### SUPPLIED RECORDS

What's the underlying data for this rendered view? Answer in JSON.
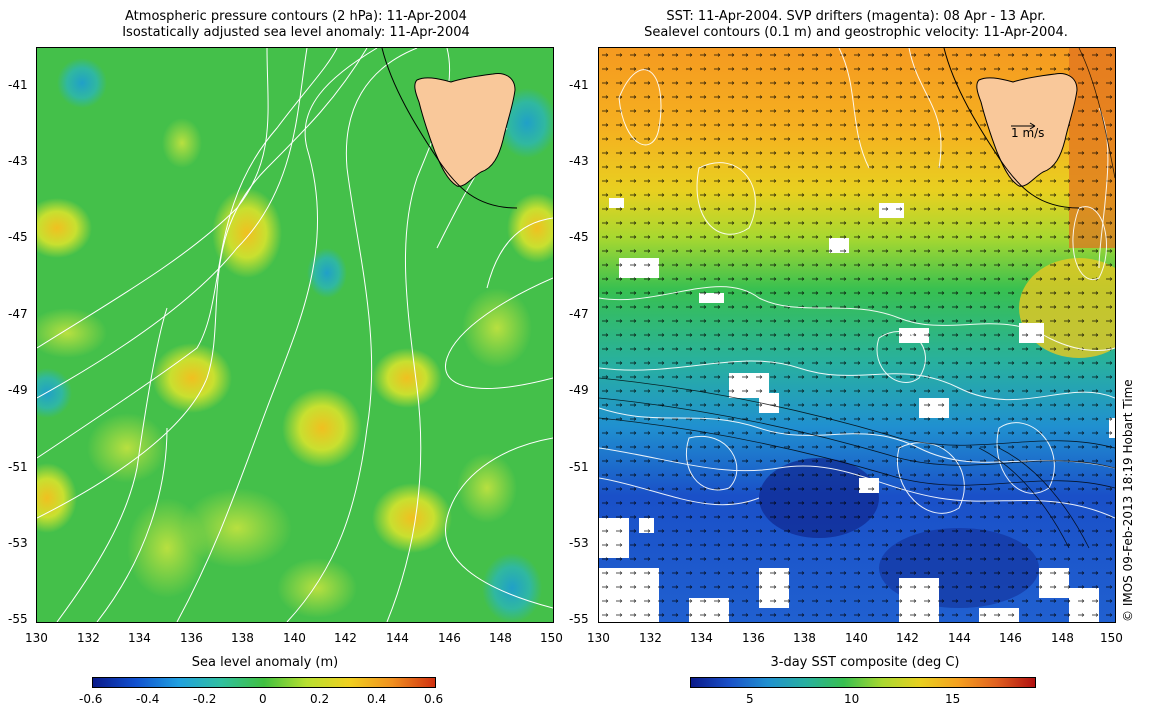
{
  "left_panel": {
    "title_line1": "Atmospheric pressure contours (2 hPa): 11-Apr-2004",
    "title_line2": "Isostatically adjusted sea level anomaly: 11-Apr-2004",
    "x_ticks": [
      "130",
      "132",
      "134",
      "136",
      "138",
      "140",
      "142",
      "144",
      "146",
      "148",
      "150"
    ],
    "y_ticks": [
      "-41",
      "-43",
      "-45",
      "-47",
      "-49",
      "-51",
      "-53",
      "-55"
    ],
    "colorbar_title": "Sea level anomaly (m)",
    "colorbar_labels": [
      "-0.6",
      "-0.4",
      "-0.2",
      "0",
      "0.2",
      "0.4",
      "0.6"
    ]
  },
  "right_panel": {
    "title_line1": "SST: 11-Apr-2004. SVP drifters (magenta): 08 Apr - 13 Apr.",
    "title_line2": "Sealevel contours (0.1 m) and geostrophic velocity: 11-Apr-2004.",
    "x_ticks": [
      "130",
      "132",
      "134",
      "136",
      "138",
      "140",
      "142",
      "144",
      "146",
      "148",
      "150"
    ],
    "y_ticks": [
      "-41",
      "-43",
      "-45",
      "-47",
      "-49",
      "-51",
      "-53",
      "-55"
    ],
    "velocity_scale_label": "1 m/s",
    "colorbar_title": "3-day SST composite (deg C)",
    "colorbar_labels": [
      "5",
      "10",
      "15"
    ]
  },
  "credit": "© IMOS 09-Feb-2013 18:19 Hobart Time",
  "colors": {
    "land": "#f9c89a",
    "sla_base": "#3fbf3f",
    "sst_warm": "#f5a623",
    "sst_cold": "#1e50c8",
    "contour": "#ffffff",
    "coast": "#000000"
  }
}
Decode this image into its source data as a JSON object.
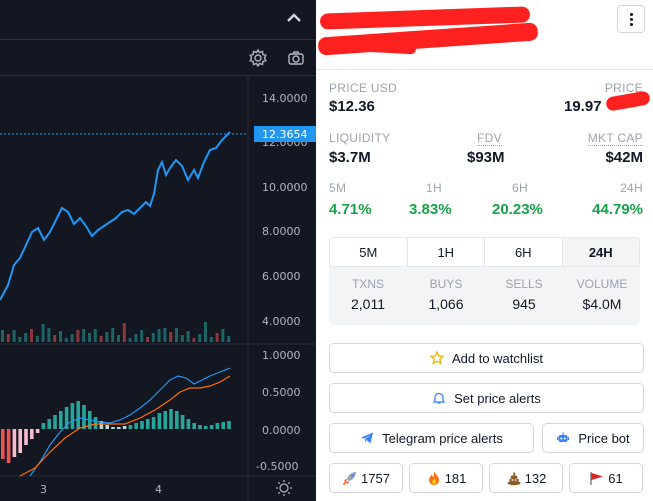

######

Transcribe the records verbatim and omit the images.

▶ **RESULT BELOW**:
What's the underlying data for this rendered view? Answer in JSON.
{
  "left_panel": {
    "title_line1": "Atmospheric pressure contours (2 hPa): 11-Apr-2004",
    "title_line2": "Isostatically adjusted sea level anomaly: 11-Apr-2004",
    "x_ticks": [
      "130",
      "132",
      "134",
      "136",
      "138",
      "140",
      "142",
      "144",
      "146",
      "148",
      "150"
    ],
    "y_ticks": [
      "-41",
      "-43",
      "-45",
      "-47",
      "-49",
      "-51",
      "-53",
      "-55"
    ],
    "colorbar_title": "Sea level anomaly (m)",
    "colorbar_labels": [
      "-0.6",
      "-0.4",
      "-0.2",
      "0",
      "0.2",
      "0.4",
      "0.6"
    ]
  },
  "right_panel": {
    "title_line1": "SST: 11-Apr-2004. SVP drifters (magenta): 08 Apr - 13 Apr.",
    "title_line2": "Sealevel contours (0.1 m) and geostrophic velocity: 11-Apr-2004.",
    "x_ticks": [
      "130",
      "132",
      "134",
      "136",
      "138",
      "140",
      "142",
      "144",
      "146",
      "148",
      "150"
    ],
    "y_ticks": [
      "-41",
      "-43",
      "-45",
      "-47",
      "-49",
      "-51",
      "-53",
      "-55"
    ],
    "velocity_scale_label": "1 m/s",
    "colorbar_title": "3-day SST composite (deg C)",
    "colorbar_labels": [
      "5",
      "10",
      "15"
    ]
  },
  "credit": "© IMOS 09-Feb-2013 18:19 Hobart Time",
  "colors": {
    "land": "#f9c89a",
    "sla_base": "#3fbf3f",
    "sst_warm": "#f5a623",
    "sst_cold": "#1e50c8",
    "contour": "#ffffff",
    "coast": "#000000"
  }
}
Decode this image into its source data as a JSON object.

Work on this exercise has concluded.